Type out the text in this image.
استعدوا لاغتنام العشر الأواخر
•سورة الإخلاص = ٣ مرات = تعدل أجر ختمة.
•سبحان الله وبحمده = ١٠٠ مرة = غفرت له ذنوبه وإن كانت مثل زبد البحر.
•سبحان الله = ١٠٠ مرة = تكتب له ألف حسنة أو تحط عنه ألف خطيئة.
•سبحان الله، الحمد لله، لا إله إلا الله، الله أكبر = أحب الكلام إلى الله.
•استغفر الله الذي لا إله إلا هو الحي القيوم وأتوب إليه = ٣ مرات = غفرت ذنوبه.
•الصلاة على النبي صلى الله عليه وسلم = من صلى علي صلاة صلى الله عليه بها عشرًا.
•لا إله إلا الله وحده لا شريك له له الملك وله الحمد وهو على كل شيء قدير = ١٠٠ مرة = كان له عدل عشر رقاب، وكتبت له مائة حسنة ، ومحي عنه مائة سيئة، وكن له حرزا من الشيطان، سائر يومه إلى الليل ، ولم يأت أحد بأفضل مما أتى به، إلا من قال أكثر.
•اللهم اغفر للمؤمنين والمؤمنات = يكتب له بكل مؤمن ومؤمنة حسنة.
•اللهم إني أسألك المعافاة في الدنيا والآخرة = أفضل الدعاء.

▶ _What you have to do_
Repeat each record exactly. Omit nothing.

▶ _Task result_
Type out the text in this image.
استعدوا لاغتنام العشر الأواخر
•سورة الإخلاص = ٣ مرات = تعدل أجر ختمة.
•سبحان الله وبحمده = ١٠٠ مرة = غفرت له ذنوبه وإن كانت مثل زبد البحر.
•سبحان الله = ١٠٠ مرة = تكتب له ألف حسنة أو تحط عنه ألف خطيئة.
•سبحان الله، الحمد لله، لا إله إلا الله، الله أكبر = أحب الكلام إلى الله.
•استغفر الله الذي لا إله إلا هو الحي القيوم وأتوب إليه = ٣ مرات = غفرت ذنوبه.
•الصلاة على النبي صلى الله عليه وسلم = من صلى علي صلاة صلى الله عليه بها عشرًا.
•لا إله إلا الله وحده لا شريك له له الملك وله الحمد وهو على كل شيء قدير = ١٠٠ مرة = كان له عدل عشر رقاب، وكتبت له مائة حسنة ، ومحي عنه مائة سيئة، وكن له حرزا من الشيطان، سائر يومه إلى الليل ، ولم يأت أحد بأفضل مما أتى به، إلا من قال أكثر.
•اللهم اغفر للمؤمنين والمؤمنات = يكتب له بكل مؤمن ومؤمنة حسنة.
•اللهم إني أسألك المعافاة في الدنيا والآخرة = أفضل الدعاء.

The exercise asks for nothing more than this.